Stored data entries
··········
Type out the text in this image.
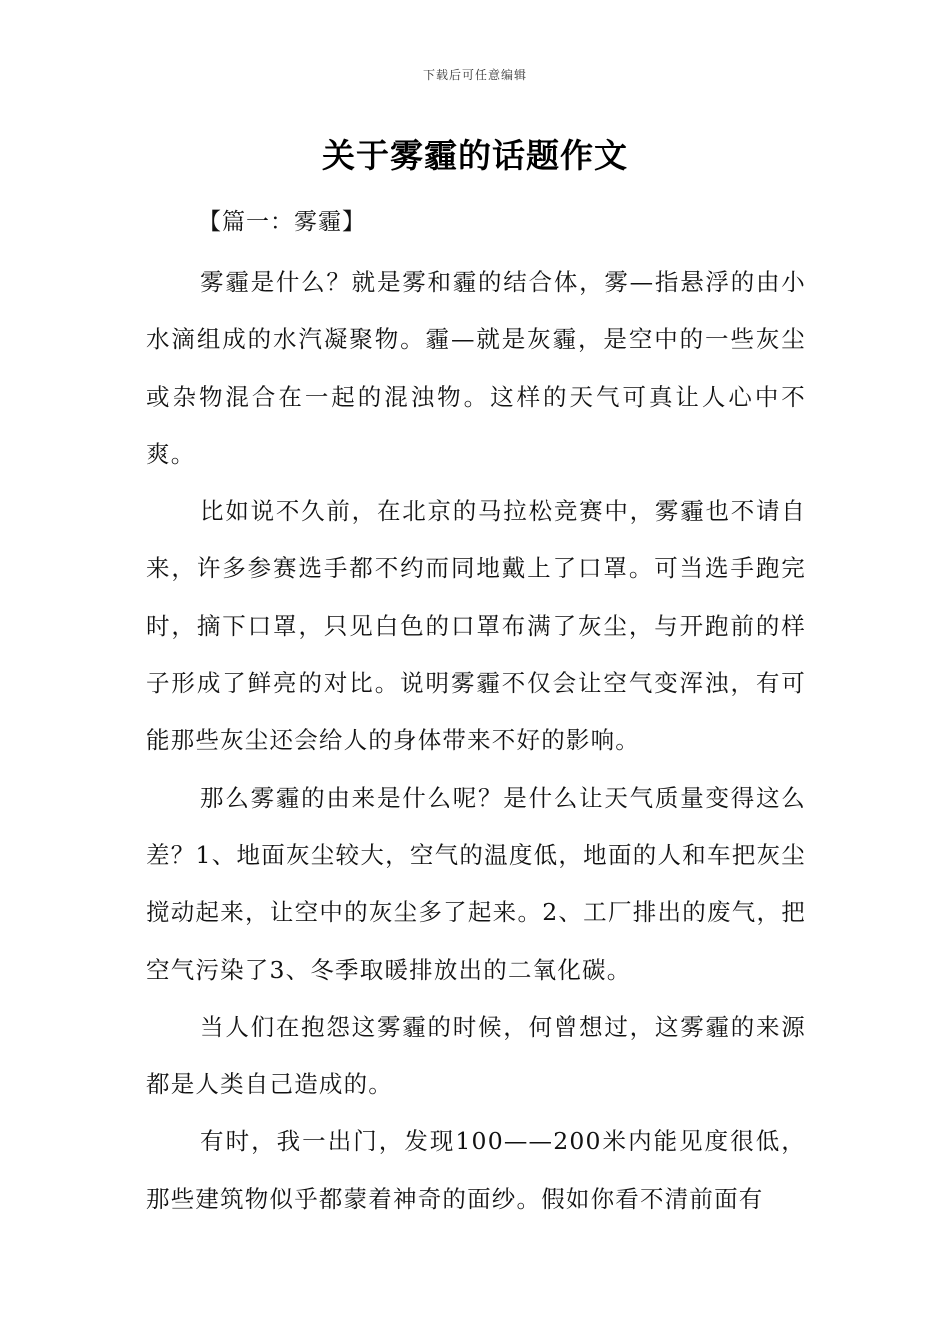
下载后可任意编辑
关于雾霾的话题作文
【篇一：雾霾】

雾霾是什么？就是雾和霾的结合体，雾—指悬浮的由小水滴组成的水汽凝聚物。霾—就是灰霾，是空中的一些灰尘或杂物混合在一起的混浊物。这样的天气可真让人心中不爽。

比如说不久前，在北京的马拉松竞赛中，雾霾也不请自来，许多参赛选手都不约而同地戴上了口罩。可当选手跑完时，摘下口罩，只见白色的口罩布满了灰尘，与开跑前的样子形成了鲜亮的对比。说明雾霾不仅会让空气变浑浊，有可能那些灰尘还会给人的身体带来不好的影响。

那么雾霾的由来是什么呢？是什么让天气质量变得这么差？1、地面灰尘较大，空气的温度低，地面的人和车把灰尘搅动起来，让空中的灰尘多了起来。2、工厂排出的废气，把空气污染了3、冬季取暖排放出的二氧化碳。

当人们在抱怨这雾霾的时候，何曾想过，这雾霾的来源都是人类自己造成的。

有时，我一出门，发现100——200米内能见度很低，那些建筑物似乎都蒙着神奇的面纱。假如你看不清前面有
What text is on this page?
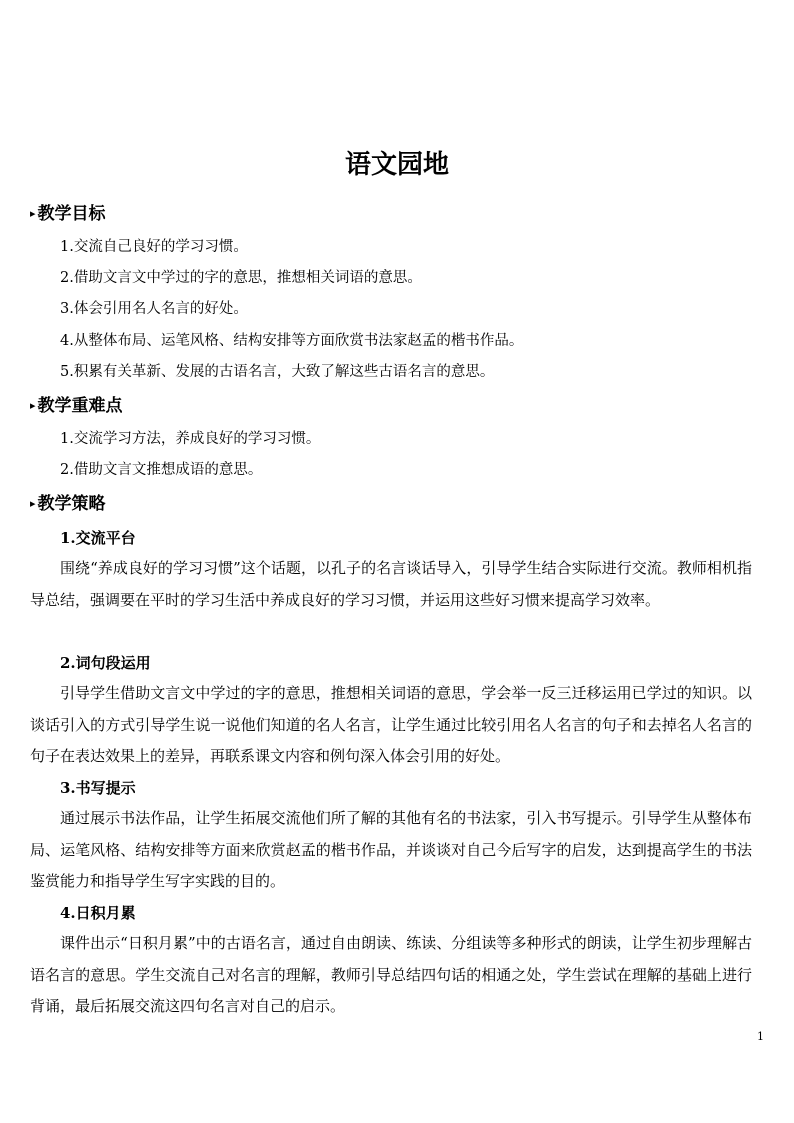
语文园地
▸ 教学目标
1.交流自己良好的学习习惯。
2.借助文言文中学过的字的意思，推想相关词语的意思。
3.体会引用名人名言的好处。
4.从整体布局、运笔风格、结构安排等方面欣赏书法家赵孟的楷书作品。
5.积累有关革新、发展的古语名言，大致了解这些古语名言的意思。
▸ 教学重难点
1.交流学习方法，养成良好的学习习惯。
2.借助文言文推想成语的意思。
▸ 教学策略
1.交流平台
围绕“养成良好的学习习惯”这个话题，以孔子的名言谈话导入，引导学生结合实际进行交流。教师相机指导总结，强调要在平时的学习生活中养成良好的学习习惯，并运用这些好习惯来提高学习效率。
2.词句段运用
引导学生借助文言文中学过的字的意思，推想相关词语的意思，学会举一反三迁移运用已学过的知识。以谈话引入的方式引导学生说一说他们知道的名人名言，让学生通过比较引用名人名言的句子和去掉名人名言的句子在表达效果上的差异，再联系课文内容和例句深入体会引用的好处。
3.书写提示
通过展示书法作品，让学生拓展交流他们所了解的其他有名的书法家，引入书写提示。引导学生从整体布局、运笔风格、结构安排等方面来欣赏赵孟的楷书作品，并谈谈对自己今后写字的启发，达到提高学生的书法鉴赏能力和指导学生写字实践的目的。
4.日积月累
课件出示“日积月累”中的古语名言，通过自由朗读、练读、分组读等多种形式的朗读，让学生初步理解古语名言的意思。学生交流自己对名言的理解，教师引导总结四句话的相通之处，学生尝试在理解的基础上进行背诵，最后拓展交流这四句名言对自己的启示。
1
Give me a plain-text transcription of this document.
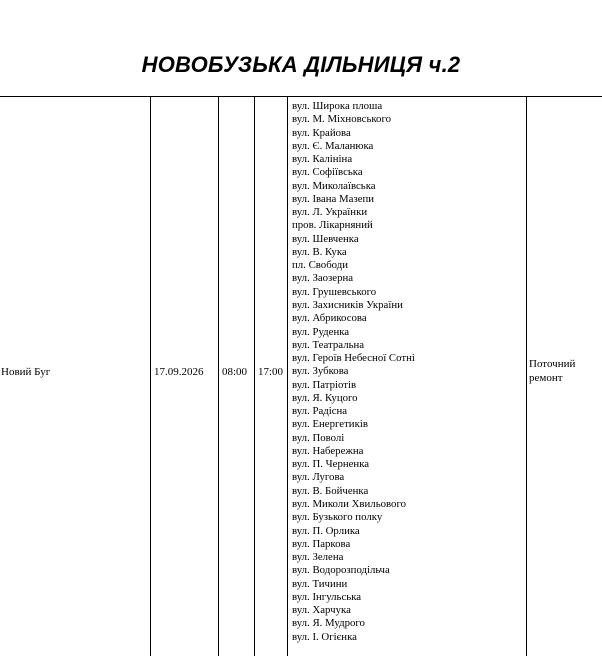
НОВОБУЗЬКА ДІЛЬНИЦЯ ч.2
Новий Буг	17.09.2026 08:00 17:00
вул. Широка плоша
вул. М. Міхновського
вул. Крайова
вул. Є. Маланюка
вул. Калініна
вул. Софіївська
вул. Миколаївська
вул. Івана Мазепи
вул. Л. Українки
пров. Лікарняний
вул. Шевченка
вул. В. Кука
пл. Свободи
вул. Заозерна
вул. Грушевського
вул. Захисників України
вул. Абрикосова
вул. Руденка
вул. Театральна
вул. Героїв Небесної Сотні
вул. Зубкова
вул. Патріотів
вул. Я. Куцого
вул. Радісна
вул. Енергетиків
вул. Поволі
вул. Набережна
вул. П. Черненка
вул. Лугова
вул. В. Бойченка
вул. Миколи Хвильового
вул. Бузького полку
вул. П. Орлика
вул. Паркова
вул. Зелена
вул. Водорозподільча
вул. Тичини
вул. Інгульська
вул. Харчука
вул. Я. Мудрого
вул. І. Огієнка
Поточний
ремонт
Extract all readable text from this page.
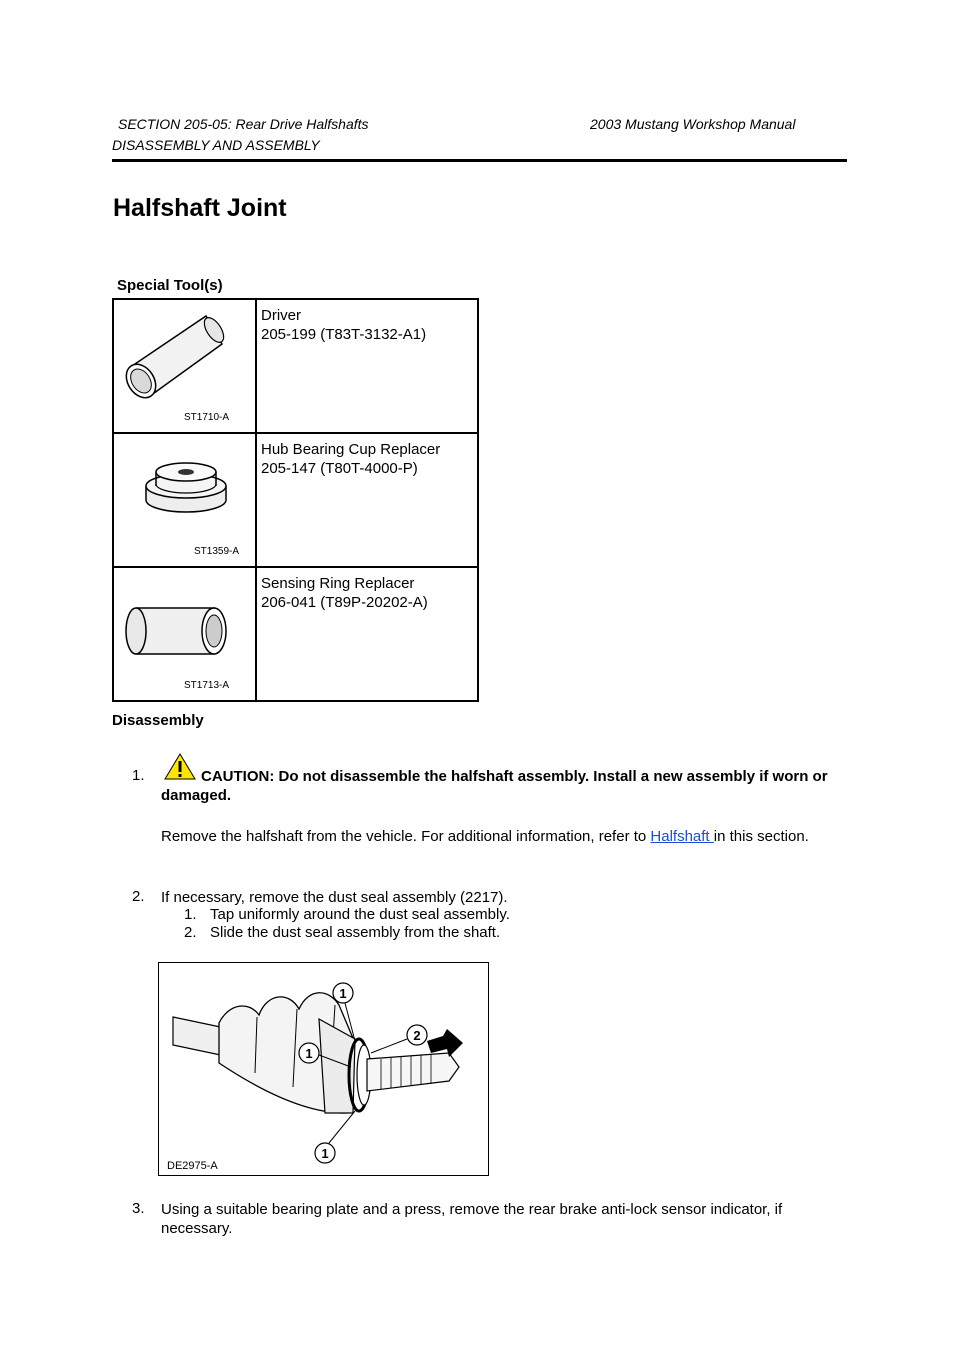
SECTION 205-05: Rear Drive Halfshafts	2003 Mustang Workshop Manual
DISASSEMBLY AND ASSEMBLY
Halfshaft Joint
Special Tool(s)
ST1710-A	Driver
205-199 (T83T-3132-A1)

ST1359-A	Hub Bearing Cup Replacer
205-147 (T80T-4000-P)

ST1713-A	Sensing Ring Replacer
206-041 (T89P-20202-A)
Disassembly
1.	CAUTION: Do not disassemble the halfshaft assembly. Install a new assembly if worn or damaged.
Remove the halfshaft from the vehicle. For additional information, refer to Halfshaft in this section.
2. If necessary, remove the dust seal assembly (2217).
1. Tap uniformly around the dust seal assembly.
2. Slide the dust seal assembly from the shaft.
1
1
1
2
DE2975-A
3. Using a suitable bearing plate and a press, remove the rear brake anti-lock sensor indicator, if necessary.
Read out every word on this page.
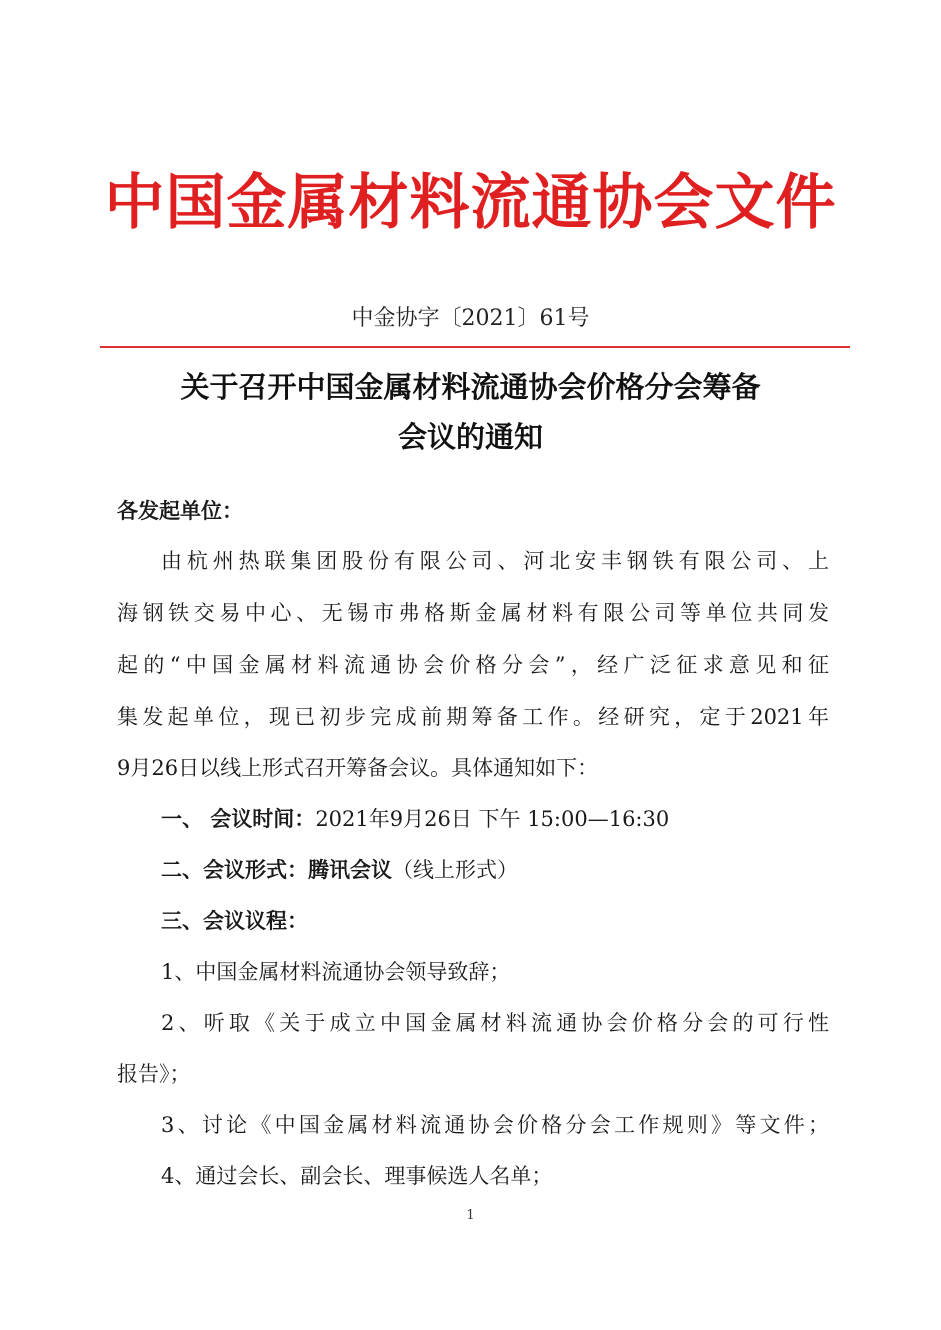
中国金属材料流通协会文件
中金协字〔2021〕61号
关于召开中国金属材料流通协会价格分会筹备
会议的通知
各发起单位：
由杭州热联集团股份有限公司、河北安丰钢铁有限公司、上
海钢铁交易中心、无锡市弗格斯金属材料有限公司等单位共同发
起的“中国金属材料流通协会价格分会”，经广泛征求意见和征
集发起单位，现已初步完成前期筹备工作。经研究，定于2021年
9月26日以线上形式召开筹备会议。具体通知如下：
一、 会议时间：2021年9月26日 下午 15:00—16:30
二、会议形式：腾讯会议（线上形式）
三、会议议程：
1、中国金属材料流通协会领导致辞；
2、听取《关于成立中国金属材料流通协会价格分会的可行性
报告》；
3、讨论《中国金属材料流通协会价格分会工作规则》等文件；
4、通过会长、副会长、理事候选人名单；
1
··········
■ Your goal:
Using the records above, retype everything exactly except the pictures.

■ Output for this exercise:
Type out the text in this image.
下载后可任意编辑
关于雾霾的话题作文
【篇一：雾霾】

雾霾是什么？就是雾和霾的结合体，雾—指悬浮的由小水滴组成的水汽凝聚物。霾—就是灰霾，是空中的一些灰尘或杂物混合在一起的混浊物。这样的天气可真让人心中不爽。

比如说不久前，在北京的马拉松竞赛中，雾霾也不请自来，许多参赛选手都不约而同地戴上了口罩。可当选手跑完时，摘下口罩，只见白色的口罩布满了灰尘，与开跑前的样子形成了鲜亮的对比。说明雾霾不仅会让空气变浑浊，有可能那些灰尘还会给人的身体带来不好的影响。

那么雾霾的由来是什么呢？是什么让天气质量变得这么差？1、地面灰尘较大，空气的温度低，地面的人和车把灰尘搅动起来，让空中的灰尘多了起来。2、工厂排出的废气，把空气污染了3、冬季取暖排放出的二氧化碳。

当人们在抱怨这雾霾的时候，何曾想过，这雾霾的来源都是人类自己造成的。

有时，我一出门，发现100——200米内能见度很低，那些建筑物似乎都蒙着神奇的面纱。假如你看不清前面有
What text is on this page?
语文园地
▸ 教学目标
1.交流自己良好的学习习惯。
2.借助文言文中学过的字的意思，推想相关词语的意思。
3.体会引用名人名言的好处。
4.从整体布局、运笔风格、结构安排等方面欣赏书法家赵孟的楷书作品。
5.积累有关革新、发展的古语名言，大致了解这些古语名言的意思。
▸ 教学重难点
1.交流学习方法，养成良好的学习习惯。
2.借助文言文推想成语的意思。
▸ 教学策略
1.交流平台
围绕“养成良好的学习习惯”这个话题，以孔子的名言谈话导入，引导学生结合实际进行交流。教师相机指导总结，强调要在平时的学习生活中养成良好的学习习惯，并运用这些好习惯来提高学习效率。
2.词句段运用
引导学生借助文言文中学过的字的意思，推想相关词语的意思，学会举一反三迁移运用已学过的知识。以谈话引入的方式引导学生说一说他们知道的名人名言，让学生通过比较引用名人名言的句子和去掉名人名言的句子在表达效果上的差异，再联系课文内容和例句深入体会引用的好处。
3.书写提示
通过展示书法作品，让学生拓展交流他们所了解的其他有名的书法家，引入书写提示。引导学生从整体布局、运笔风格、结构安排等方面来欣赏赵孟的楷书作品，并谈谈对自己今后写字的启发，达到提高学生的书法鉴赏能力和指导学生写字实践的目的。
4.日积月累
课件出示“日积月累”中的古语名言，通过自由朗读、练读、分组读等多种形式的朗读，让学生初步理解古语名言的意思。学生交流自己对名言的理解，教师引导总结四句话的相通之处，学生尝试在理解的基础上进行背诵，最后拓展交流这四句名言对自己的启示。
1
Give me a plain-text transcription of this document.
НОВОБУЗЬКА ДІЛЬНИЦЯ ч.2
Новий Буг	17.09.2026 08:00 17:00
вул. Широка плоша
вул. М. Міхновського
вул. Крайова
вул. Є. Маланюка
вул. Калініна
вул. Софіївська
вул. Миколаївська
вул. Івана Мазепи
вул. Л. Українки
пров. Лікарняний
вул. Шевченка
вул. В. Кука
пл. Свободи
вул. Заозерна
вул. Грушевського
вул. Захисників України
вул. Абрикосова
вул. Руденка
вул. Театральна
вул. Героїв Небесної Сотні
вул. Зубкова
вул. Патріотів
вул. Я. Куцого
вул. Радісна
вул. Енергетиків
вул. Поволі
вул. Набережна
вул. П. Черненка
вул. Лугова
вул. В. Бойченка
вул. Миколи Хвильового
вул. Бузького полку
вул. П. Орлика
вул. Паркова
вул. Зелена
вул. Водорозподільча
вул. Тичини
вул. Інгульська
вул. Харчука
вул. Я. Мудрого
вул. І. Огієнка
Поточний
ремонт
Extract all readable text from this page.
SECTION 205-05: Rear Drive Halfshafts	2003 Mustang Workshop Manual
DISASSEMBLY AND ASSEMBLY
Halfshaft Joint
Special Tool(s)
ST1710-A	Driver
205-199 (T83T-3132-A1)

ST1359-A	Hub Bearing Cup Replacer
205-147 (T80T-4000-P)

ST1713-A	Sensing Ring Replacer
206-041 (T89P-20202-A)
Disassembly
1.	CAUTION: Do not disassemble the halfshaft assembly. Install a new assembly if worn or damaged.
Remove the halfshaft from the vehicle. For additional information, refer to Halfshaft in this section.
2. If necessary, remove the dust seal assembly (2217).
1. Tap uniformly around the dust seal assembly.
2. Slide the dust seal assembly from the shaft.
1
1
1
2
DE2975-A
3. Using a suitable bearing plate and a press, remove the rear brake anti-lock sensor indicator, if necessary.
Read out every word on this page.
中国金属材料流通协会文件
中金协字〔2021〕61号
关于召开中国金属材料流通协会价格分会筹备
会议的通知
各发起单位：
由杭州热联集团股份有限公司、河北安丰钢铁有限公司、上
海钢铁交易中心、无锡市弗格斯金属材料有限公司等单位共同发
起的“中国金属材料流通协会价格分会”，经广泛征求意见和征
集发起单位，现已初步完成前期筹备工作。经研究，定于2021年
9月26日以线上形式召开筹备会议。具体通知如下：
一、 会议时间：2021年9月26日 下午 15:00—16:30
二、会议形式：腾讯会议（线上形式）
三、会议议程：
1、中国金属材料流通协会领导致辞；
2、听取《关于成立中国金属材料流通协会价格分会的可行性
报告》；
3、讨论《中国金属材料流通协会价格分会工作规则》等文件；
4、通过会长、副会长、理事候选人名单；
1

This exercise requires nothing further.